> [TASK BRIEF]: Transcribe the entries below exactly.

-- begin DATA ROWS --

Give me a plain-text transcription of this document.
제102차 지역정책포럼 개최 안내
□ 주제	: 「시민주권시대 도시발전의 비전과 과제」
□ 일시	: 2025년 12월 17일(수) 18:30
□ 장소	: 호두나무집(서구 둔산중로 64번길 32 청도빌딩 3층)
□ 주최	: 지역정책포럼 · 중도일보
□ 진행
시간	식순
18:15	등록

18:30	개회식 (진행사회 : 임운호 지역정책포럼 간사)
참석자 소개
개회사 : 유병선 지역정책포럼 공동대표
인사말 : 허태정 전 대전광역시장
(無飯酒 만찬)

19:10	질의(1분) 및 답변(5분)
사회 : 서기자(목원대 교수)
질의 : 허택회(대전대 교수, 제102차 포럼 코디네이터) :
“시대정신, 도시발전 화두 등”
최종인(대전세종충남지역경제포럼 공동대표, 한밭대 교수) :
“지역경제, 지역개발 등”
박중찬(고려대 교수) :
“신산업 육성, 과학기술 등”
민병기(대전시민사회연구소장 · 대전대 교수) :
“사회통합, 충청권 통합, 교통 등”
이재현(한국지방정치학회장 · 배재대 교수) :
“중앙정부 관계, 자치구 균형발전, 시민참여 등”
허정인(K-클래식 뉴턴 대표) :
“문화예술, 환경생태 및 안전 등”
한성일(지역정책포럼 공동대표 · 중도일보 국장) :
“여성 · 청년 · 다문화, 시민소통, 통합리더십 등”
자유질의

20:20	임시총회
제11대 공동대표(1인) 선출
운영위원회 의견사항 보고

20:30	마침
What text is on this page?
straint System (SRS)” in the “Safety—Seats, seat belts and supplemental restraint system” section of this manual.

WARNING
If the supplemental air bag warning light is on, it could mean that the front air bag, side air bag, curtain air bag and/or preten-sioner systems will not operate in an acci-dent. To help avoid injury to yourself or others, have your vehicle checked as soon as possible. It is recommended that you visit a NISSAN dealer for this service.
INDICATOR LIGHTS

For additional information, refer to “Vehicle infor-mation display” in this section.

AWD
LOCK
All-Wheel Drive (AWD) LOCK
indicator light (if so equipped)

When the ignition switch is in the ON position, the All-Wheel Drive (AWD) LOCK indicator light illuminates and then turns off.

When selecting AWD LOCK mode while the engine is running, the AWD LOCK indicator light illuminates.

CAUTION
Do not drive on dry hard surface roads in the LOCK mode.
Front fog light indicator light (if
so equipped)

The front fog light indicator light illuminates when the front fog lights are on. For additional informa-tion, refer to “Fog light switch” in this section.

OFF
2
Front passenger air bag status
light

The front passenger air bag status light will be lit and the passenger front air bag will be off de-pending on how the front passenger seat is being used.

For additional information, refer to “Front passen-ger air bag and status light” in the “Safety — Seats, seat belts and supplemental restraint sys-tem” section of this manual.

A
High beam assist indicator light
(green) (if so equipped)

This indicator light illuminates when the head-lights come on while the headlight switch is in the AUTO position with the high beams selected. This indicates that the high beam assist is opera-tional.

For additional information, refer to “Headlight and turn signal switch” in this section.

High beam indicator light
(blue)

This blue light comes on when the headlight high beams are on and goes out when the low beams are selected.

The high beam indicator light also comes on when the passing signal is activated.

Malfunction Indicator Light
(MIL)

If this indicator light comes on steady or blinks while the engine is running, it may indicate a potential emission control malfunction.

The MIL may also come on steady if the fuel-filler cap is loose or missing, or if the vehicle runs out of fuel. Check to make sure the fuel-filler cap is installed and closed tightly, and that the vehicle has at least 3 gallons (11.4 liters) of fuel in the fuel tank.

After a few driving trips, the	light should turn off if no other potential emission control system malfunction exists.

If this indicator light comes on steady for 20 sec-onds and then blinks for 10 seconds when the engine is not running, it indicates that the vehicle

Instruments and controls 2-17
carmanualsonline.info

-- end DATA ROWS --

> [ANSWER FOR THIS EXERCISE]:
Give me a plain-text transcription of this document.
제102차 지역정책포럼 개최 안내
□ 주제	: 「시민주권시대 도시발전의 비전과 과제」
□ 일시	: 2025년 12월 17일(수) 18:30
□ 장소	: 호두나무집(서구 둔산중로 64번길 32 청도빌딩 3층)
□ 주최	: 지역정책포럼 · 중도일보
□ 진행
시간	식순
18:15	등록

18:30	개회식 (진행사회 : 임운호 지역정책포럼 간사)
참석자 소개
개회사 : 유병선 지역정책포럼 공동대표
인사말 : 허태정 전 대전광역시장
(無飯酒 만찬)

19:10	질의(1분) 및 답변(5분)
사회 : 서기자(목원대 교수)
질의 : 허택회(대전대 교수, 제102차 포럼 코디네이터) :
“시대정신, 도시발전 화두 등”
최종인(대전세종충남지역경제포럼 공동대표, 한밭대 교수) :
“지역경제, 지역개발 등”
박중찬(고려대 교수) :
“신산업 육성, 과학기술 등”
민병기(대전시민사회연구소장 · 대전대 교수) :
“사회통합, 충청권 통합, 교통 등”
이재현(한국지방정치학회장 · 배재대 교수) :
“중앙정부 관계, 자치구 균형발전, 시민참여 등”
허정인(K-클래식 뉴턴 대표) :
“문화예술, 환경생태 및 안전 등”
한성일(지역정책포럼 공동대표 · 중도일보 국장) :
“여성 · 청년 · 다문화, 시민소통, 통합리더십 등”
자유질의

20:20	임시총회
제11대 공동대표(1인) 선출
운영위원회 의견사항 보고

20:30	마침
What text is on this page?
straint System (SRS)” in the “Safety—Seats, seat belts and supplemental restraint system” section of this manual.

WARNING
If the supplemental air bag warning light is on, it could mean that the front air bag, side air bag, curtain air bag and/or preten-sioner systems will not operate in an acci-dent. To help avoid injury to yourself or others, have your vehicle checked as soon as possible. It is recommended that you visit a NISSAN dealer for this service.
INDICATOR LIGHTS

For additional information, refer to “Vehicle infor-mation display” in this section.

AWD
LOCK
All-Wheel Drive (AWD) LOCK
indicator light (if so equipped)

When the ignition switch is in the ON position, the All-Wheel Drive (AWD) LOCK indicator light illuminates and then turns off.

When selecting AWD LOCK mode while the engine is running, the AWD LOCK indicator light illuminates.

CAUTION
Do not drive on dry hard surface roads in the LOCK mode.
Front fog light indicator light (if
so equipped)

The front fog light indicator light illuminates when the front fog lights are on. For additional informa-tion, refer to “Fog light switch” in this section.

OFF
2
Front passenger air bag status
light

The front passenger air bag status light will be lit and the passenger front air bag will be off de-pending on how the front passenger seat is being used.

For additional information, refer to “Front passen-ger air bag and status light” in the “Safety — Seats, seat belts and supplemental restraint sys-tem” section of this manual.

A
High beam assist indicator light
(green) (if so equipped)

This indicator light illuminates when the head-lights come on while the headlight switch is in the AUTO position with the high beams selected. This indicates that the high beam assist is opera-tional.

For additional information, refer to “Headlight and turn signal switch” in this section.

High beam indicator light
(blue)

This blue light comes on when the headlight high beams are on and goes out when the low beams are selected.

The high beam indicator light also comes on when the passing signal is activated.

Malfunction Indicator Light
(MIL)

If this indicator light comes on steady or blinks while the engine is running, it may indicate a potential emission control malfunction.

The MIL may also come on steady if the fuel-filler cap is loose or missing, or if the vehicle runs out of fuel. Check to make sure the fuel-filler cap is installed and closed tightly, and that the vehicle has at least 3 gallons (11.4 liters) of fuel in the fuel tank.

After a few driving trips, the	light should turn off if no other potential emission control system malfunction exists.

If this indicator light comes on steady for 20 sec-onds and then blinks for 10 seconds when the engine is not running, it indicates that the vehicle

Instruments and controls 2-17
carmanualsonline.info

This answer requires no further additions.